(Data entries)
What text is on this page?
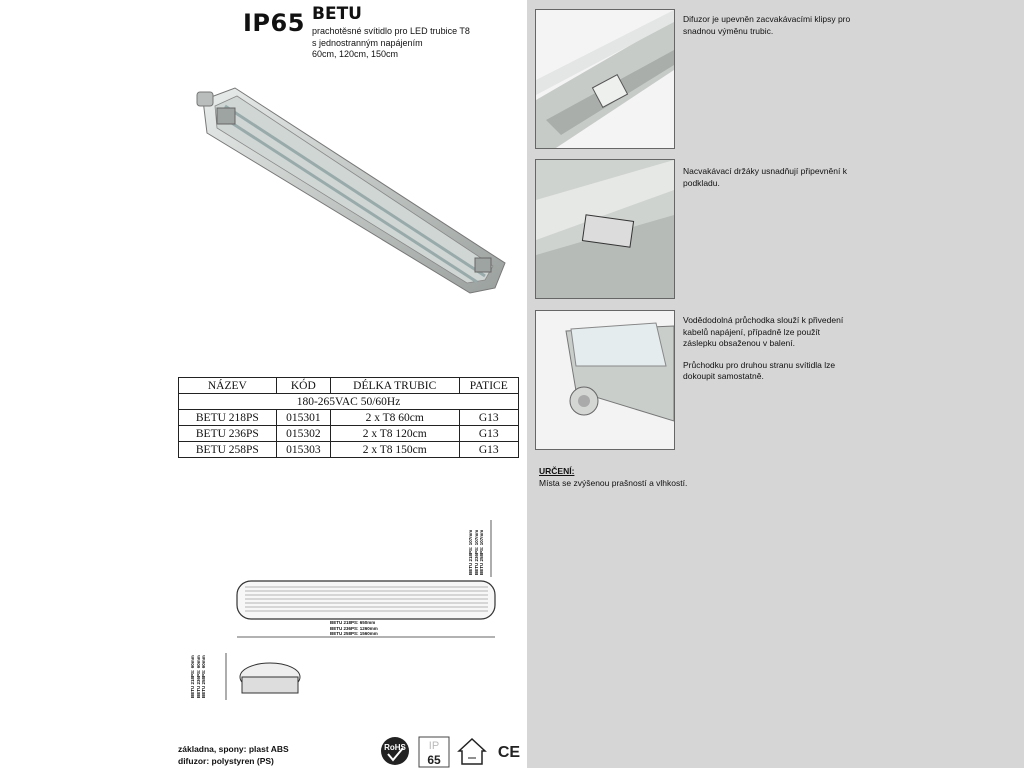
IP65 BETU
prachotěsné svítidlo pro LED trubice T8
s jednostranným napájením
60cm, 120cm, 150cm
NÁZEV	KÓD	DÉLKA TRUBIC	PATICE
180-265VAC 50/60Hz			
BETU 218PS	015301	2 x T8 60cm	G13
BETU 236PS	015302	2 x T8 120cm	G13
BETU 258PS	015303	2 x T8 150cm	G13
Difuzor je upevněn zacvakávacími klipsy pro snadnou výměnu trubic.
Nacvakávací držáky usnadňují připevnění k podkladu.
Vodědodolná průchodka slouží k přivedení kabelů napájení, případně lze použít záslepku obsaženou v balení.
Průchodku pro druhou stranu svítidla lze dokoupit samostatně.
URČENÍ:
Místa se zvýšenou prašností a vlhkostí.
BETU 218PS: 107mm BETU 236PS: 107mm BETU 258PS: 107mm
BETU 218PS: 650mm
BETU 236PS: 1260mm
BETU 258PS: 1560mm
BETU 218PS: 60mm BETU 236PS: 60mm BETU 258PS: 60mm
základna, spony: plast ABS
difuzor: polystyren (PS)
RoHS IP
65	CE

> **The problem**:
Identify the lines in the entries above that contain "BETU", then copy them out.

> **Written response**:
IP65 BETU
BETU 218PS	015301	2 x T8 60cm	G13
BETU 236PS	015302	2 x T8 120cm	G13
BETU 258PS	015303	2 x T8 150cm	G13
BETU 218PS: 107mm BETU 236PS: 107mm BETU 258PS: 107mm
BETU 218PS: 650mm
BETU 236PS: 1260mm
BETU 258PS: 1560mm
BETU 218PS: 60mm BETU 236PS: 60mm BETU 258PS: 60mm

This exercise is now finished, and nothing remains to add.